## Job
Please recast everything in the listing from the line containing "Detect and localize" down to and including the line containing "- notice-line: МУЛЬТИМЕДИЙНОЙ" as a JSON list of strings, one string per line, skipping any blank lines.

(begin)

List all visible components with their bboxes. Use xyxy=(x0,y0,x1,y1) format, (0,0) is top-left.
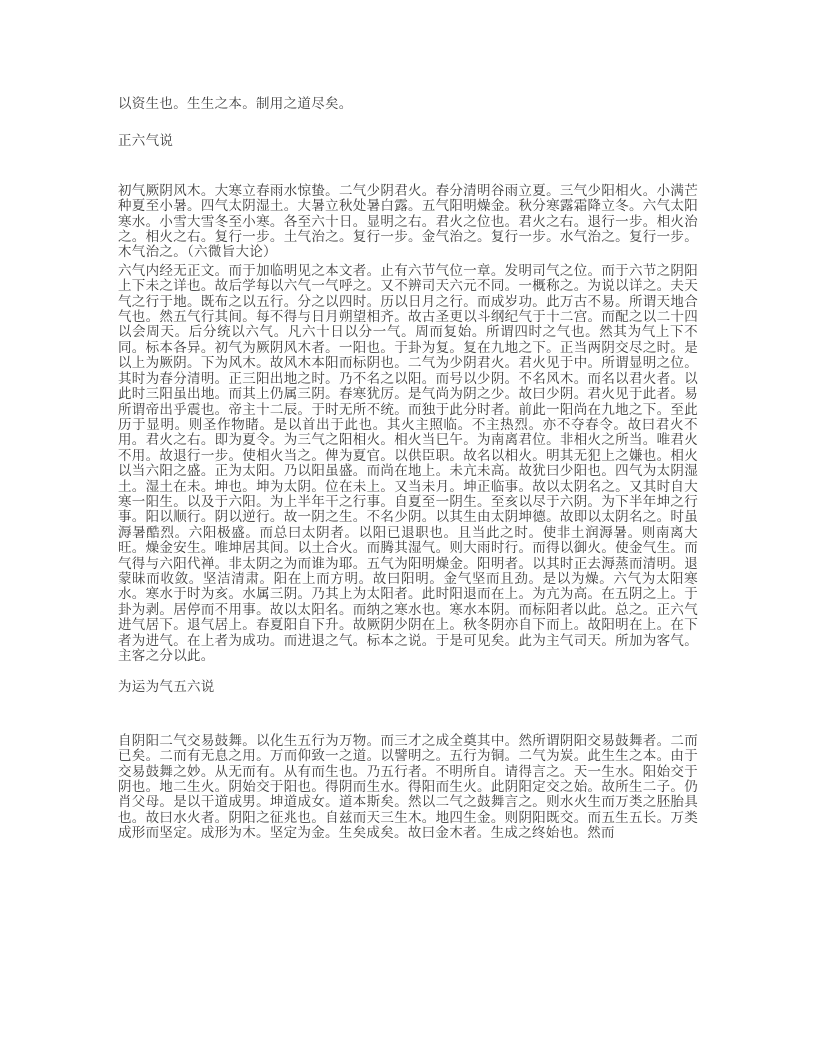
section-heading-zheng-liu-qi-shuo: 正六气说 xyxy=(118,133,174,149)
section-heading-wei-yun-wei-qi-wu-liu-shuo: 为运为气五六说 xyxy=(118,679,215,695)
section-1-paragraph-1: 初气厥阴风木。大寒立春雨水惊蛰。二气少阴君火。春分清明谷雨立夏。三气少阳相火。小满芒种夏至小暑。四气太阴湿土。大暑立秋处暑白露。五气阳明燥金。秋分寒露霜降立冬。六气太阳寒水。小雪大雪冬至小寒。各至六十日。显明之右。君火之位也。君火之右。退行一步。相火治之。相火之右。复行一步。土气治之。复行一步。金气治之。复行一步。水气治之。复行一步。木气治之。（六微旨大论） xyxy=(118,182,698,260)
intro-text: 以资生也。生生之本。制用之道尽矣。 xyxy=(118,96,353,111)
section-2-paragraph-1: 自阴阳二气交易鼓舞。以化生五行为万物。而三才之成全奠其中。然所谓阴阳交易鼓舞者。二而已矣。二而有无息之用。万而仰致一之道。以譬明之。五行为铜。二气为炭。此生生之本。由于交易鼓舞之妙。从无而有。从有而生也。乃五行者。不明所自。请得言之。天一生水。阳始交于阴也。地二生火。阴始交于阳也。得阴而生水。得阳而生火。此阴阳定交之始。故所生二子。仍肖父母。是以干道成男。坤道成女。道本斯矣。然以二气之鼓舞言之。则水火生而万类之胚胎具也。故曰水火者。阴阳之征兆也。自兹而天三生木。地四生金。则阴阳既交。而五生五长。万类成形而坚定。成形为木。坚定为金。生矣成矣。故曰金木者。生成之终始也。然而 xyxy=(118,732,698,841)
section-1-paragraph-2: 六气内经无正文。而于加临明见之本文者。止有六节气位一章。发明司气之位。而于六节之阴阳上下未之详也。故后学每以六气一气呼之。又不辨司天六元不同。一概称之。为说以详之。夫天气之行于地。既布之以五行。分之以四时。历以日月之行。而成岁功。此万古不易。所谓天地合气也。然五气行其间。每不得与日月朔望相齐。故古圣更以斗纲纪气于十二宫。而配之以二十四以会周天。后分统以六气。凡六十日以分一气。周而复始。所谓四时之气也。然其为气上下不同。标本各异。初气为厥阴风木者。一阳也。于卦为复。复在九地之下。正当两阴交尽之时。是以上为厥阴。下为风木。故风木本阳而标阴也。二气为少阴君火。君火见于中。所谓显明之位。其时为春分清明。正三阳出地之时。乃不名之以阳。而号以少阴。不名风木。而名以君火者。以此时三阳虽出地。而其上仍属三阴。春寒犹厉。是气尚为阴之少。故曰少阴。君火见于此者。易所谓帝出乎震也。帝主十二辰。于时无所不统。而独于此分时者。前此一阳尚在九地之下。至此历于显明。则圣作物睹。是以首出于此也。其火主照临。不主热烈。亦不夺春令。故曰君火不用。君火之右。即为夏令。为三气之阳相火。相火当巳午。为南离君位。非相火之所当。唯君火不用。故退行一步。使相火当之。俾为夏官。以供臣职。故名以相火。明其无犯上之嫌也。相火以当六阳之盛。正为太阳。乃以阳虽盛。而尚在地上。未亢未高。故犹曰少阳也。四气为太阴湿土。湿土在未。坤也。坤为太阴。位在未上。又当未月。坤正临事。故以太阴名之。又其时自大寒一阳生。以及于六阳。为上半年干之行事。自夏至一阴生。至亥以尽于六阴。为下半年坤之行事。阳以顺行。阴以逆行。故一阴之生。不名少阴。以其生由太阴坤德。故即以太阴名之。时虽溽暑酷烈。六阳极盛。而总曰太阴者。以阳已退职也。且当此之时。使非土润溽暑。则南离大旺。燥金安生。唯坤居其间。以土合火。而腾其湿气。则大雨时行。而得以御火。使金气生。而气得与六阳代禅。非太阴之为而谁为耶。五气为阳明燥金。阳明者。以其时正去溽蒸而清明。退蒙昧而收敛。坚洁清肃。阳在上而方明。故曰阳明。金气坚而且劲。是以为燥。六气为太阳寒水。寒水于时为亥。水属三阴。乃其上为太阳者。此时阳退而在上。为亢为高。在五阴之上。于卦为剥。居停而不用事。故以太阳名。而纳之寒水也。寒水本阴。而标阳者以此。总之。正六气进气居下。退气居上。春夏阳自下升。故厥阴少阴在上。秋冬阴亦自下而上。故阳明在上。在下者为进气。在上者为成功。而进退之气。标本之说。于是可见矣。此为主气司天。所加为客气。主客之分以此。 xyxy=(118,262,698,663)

(end)
(begin)

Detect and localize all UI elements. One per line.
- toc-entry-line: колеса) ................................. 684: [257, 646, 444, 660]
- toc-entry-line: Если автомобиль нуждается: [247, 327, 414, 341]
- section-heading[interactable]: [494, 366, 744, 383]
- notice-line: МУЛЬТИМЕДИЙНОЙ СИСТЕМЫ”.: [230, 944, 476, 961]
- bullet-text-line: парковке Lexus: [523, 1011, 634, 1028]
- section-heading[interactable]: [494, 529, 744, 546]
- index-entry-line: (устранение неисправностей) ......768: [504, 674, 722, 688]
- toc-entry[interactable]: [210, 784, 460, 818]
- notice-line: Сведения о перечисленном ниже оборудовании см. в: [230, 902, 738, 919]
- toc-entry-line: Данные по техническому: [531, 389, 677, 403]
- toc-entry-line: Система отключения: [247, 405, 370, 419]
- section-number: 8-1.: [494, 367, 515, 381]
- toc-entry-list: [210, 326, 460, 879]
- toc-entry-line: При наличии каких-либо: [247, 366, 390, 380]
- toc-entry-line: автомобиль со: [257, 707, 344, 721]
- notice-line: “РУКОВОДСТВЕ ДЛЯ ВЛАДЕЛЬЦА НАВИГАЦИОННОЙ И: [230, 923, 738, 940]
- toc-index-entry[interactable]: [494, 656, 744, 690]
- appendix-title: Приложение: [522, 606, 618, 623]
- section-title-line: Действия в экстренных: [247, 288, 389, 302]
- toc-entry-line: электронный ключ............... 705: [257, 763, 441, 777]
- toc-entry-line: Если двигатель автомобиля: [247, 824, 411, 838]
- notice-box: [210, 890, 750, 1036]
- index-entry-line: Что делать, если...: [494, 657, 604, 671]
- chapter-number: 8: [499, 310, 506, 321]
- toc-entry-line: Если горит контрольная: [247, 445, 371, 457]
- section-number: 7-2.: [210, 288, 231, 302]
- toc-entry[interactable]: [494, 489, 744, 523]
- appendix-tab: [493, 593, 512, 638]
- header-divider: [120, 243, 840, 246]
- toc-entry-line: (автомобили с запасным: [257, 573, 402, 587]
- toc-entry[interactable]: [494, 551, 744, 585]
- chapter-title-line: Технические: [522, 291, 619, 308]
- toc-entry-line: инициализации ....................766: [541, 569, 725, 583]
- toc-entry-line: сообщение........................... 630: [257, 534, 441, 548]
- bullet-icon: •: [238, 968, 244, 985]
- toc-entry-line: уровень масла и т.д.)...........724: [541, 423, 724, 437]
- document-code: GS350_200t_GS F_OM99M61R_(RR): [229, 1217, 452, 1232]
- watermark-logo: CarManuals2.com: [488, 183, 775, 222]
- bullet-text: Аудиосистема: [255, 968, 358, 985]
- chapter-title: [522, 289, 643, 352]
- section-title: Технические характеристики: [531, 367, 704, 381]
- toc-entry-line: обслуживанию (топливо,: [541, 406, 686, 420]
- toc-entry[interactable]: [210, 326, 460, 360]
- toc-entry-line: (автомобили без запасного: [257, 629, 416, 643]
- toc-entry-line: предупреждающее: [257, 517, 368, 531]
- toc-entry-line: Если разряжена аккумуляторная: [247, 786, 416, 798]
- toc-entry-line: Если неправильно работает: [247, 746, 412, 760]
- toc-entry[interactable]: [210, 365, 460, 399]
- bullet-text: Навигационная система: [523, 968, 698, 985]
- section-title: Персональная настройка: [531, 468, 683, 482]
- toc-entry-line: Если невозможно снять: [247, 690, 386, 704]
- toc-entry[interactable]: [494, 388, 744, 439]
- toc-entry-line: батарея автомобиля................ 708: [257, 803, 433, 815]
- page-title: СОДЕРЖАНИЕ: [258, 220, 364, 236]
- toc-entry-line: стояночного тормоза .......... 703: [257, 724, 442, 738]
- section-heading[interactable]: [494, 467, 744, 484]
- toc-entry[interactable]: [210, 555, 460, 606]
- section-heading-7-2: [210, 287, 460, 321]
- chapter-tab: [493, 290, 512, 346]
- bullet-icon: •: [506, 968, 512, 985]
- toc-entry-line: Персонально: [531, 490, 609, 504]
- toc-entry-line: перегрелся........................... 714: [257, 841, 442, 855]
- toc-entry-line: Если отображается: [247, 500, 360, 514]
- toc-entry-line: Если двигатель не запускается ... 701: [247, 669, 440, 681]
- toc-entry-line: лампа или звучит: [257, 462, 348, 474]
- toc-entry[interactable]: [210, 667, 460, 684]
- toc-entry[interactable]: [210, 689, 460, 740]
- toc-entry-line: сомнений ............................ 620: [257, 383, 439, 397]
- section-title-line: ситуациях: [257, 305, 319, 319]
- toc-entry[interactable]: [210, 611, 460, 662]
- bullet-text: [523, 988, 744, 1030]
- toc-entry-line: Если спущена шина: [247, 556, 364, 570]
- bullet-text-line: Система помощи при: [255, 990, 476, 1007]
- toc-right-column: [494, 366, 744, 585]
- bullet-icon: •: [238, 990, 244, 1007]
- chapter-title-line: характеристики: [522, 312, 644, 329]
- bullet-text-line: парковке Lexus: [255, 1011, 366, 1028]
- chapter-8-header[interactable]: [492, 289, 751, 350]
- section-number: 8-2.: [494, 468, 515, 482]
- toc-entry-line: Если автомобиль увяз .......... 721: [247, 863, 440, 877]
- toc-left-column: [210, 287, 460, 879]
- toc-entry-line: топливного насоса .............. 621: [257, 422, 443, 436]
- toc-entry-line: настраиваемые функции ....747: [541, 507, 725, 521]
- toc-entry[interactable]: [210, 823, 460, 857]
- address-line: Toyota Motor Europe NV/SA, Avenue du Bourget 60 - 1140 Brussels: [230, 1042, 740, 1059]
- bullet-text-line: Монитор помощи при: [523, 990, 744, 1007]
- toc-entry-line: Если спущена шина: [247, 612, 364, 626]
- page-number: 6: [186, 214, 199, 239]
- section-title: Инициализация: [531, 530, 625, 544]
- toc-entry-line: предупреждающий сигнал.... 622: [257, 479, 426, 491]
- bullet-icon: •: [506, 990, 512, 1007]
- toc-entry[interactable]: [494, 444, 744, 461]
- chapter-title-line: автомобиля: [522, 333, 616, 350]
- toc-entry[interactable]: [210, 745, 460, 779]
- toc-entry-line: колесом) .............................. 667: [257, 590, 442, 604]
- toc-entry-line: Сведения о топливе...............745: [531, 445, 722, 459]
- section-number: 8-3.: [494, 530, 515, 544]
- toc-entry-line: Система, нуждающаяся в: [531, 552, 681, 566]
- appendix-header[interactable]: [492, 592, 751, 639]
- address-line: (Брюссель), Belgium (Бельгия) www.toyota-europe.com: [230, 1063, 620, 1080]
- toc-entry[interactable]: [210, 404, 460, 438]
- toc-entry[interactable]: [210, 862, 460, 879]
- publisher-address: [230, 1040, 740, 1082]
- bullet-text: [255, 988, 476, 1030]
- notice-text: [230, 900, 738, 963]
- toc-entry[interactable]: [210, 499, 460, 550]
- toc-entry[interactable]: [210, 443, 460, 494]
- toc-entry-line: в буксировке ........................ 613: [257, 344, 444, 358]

(end)

## Result
[
  "Detect and localize all UI elements. One per line.",
  "- toc-entry-line: колеса) ................................. 684: [257, 646, 444, 660]",
  "- toc-entry-line: Если автомобиль нуждается: [247, 327, 414, 341]",
  "- section-heading[interactable]: [494, 366, 744, 383]",
  "- notice-line: МУЛЬТИМЕДИЙНОЙ СИСТЕМЫ”.: [230, 944, 476, 961]"
]